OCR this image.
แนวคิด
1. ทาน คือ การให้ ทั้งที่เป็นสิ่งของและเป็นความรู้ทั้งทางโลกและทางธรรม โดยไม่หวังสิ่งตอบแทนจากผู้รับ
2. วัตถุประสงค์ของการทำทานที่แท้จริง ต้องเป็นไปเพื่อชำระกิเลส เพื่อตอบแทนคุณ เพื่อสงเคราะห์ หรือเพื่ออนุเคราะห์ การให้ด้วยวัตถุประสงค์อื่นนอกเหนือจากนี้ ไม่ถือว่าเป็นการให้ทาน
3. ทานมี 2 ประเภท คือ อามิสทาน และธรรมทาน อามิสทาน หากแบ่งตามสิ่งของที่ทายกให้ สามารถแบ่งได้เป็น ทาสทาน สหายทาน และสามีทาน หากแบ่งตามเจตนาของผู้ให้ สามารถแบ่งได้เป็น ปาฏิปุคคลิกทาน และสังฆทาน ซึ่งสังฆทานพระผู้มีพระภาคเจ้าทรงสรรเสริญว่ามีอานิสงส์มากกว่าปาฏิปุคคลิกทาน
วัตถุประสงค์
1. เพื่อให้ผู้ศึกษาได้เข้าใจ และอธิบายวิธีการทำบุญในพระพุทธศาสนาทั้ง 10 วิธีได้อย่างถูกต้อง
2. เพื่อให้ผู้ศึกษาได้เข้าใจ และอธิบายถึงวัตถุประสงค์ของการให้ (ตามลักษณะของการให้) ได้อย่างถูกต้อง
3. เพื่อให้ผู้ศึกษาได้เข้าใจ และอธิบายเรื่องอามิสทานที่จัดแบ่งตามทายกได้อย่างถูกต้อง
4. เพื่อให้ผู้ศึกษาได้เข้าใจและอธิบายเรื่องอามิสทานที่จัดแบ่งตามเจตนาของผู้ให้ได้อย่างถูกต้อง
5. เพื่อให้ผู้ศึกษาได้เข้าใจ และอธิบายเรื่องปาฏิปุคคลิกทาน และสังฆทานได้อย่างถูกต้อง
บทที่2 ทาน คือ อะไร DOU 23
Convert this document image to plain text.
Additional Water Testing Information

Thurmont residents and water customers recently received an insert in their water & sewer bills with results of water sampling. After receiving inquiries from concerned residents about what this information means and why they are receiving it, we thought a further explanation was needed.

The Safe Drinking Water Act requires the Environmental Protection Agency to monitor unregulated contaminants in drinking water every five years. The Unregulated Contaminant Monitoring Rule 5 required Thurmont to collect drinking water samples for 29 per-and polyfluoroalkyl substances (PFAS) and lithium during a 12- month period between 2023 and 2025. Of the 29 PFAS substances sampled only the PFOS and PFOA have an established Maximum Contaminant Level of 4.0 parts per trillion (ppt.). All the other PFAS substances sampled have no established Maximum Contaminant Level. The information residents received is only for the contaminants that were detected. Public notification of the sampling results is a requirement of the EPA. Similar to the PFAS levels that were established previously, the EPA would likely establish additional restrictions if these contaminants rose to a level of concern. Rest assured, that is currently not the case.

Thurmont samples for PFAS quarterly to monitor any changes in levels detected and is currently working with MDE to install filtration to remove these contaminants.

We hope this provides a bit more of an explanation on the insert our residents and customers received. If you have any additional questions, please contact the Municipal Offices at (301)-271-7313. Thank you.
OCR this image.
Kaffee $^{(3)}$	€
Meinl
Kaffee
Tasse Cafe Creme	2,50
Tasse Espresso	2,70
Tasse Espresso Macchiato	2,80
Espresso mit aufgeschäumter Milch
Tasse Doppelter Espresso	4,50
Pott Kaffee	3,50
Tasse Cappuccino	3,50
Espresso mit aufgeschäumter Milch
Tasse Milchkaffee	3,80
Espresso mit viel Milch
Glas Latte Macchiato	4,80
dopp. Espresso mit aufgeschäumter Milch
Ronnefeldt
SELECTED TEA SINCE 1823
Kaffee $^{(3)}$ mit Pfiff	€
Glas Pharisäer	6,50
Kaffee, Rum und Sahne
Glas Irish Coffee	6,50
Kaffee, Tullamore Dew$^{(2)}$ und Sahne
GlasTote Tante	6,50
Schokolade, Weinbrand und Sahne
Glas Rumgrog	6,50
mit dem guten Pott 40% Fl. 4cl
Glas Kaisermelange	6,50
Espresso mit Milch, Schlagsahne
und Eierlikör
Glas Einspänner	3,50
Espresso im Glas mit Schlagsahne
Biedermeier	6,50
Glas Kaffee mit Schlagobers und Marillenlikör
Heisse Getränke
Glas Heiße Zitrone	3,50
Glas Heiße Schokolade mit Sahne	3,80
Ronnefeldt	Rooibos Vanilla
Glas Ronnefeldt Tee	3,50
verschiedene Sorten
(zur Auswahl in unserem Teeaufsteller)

◇ ◇ ◇ ◇ ◇ ◇ ◇

**Objective**
Copy every line of the listing where the word "Schlagsahne" appears.

**Task output**
Espresso mit Milch, Schlagsahne
Espresso im Glas mit Schlagsahne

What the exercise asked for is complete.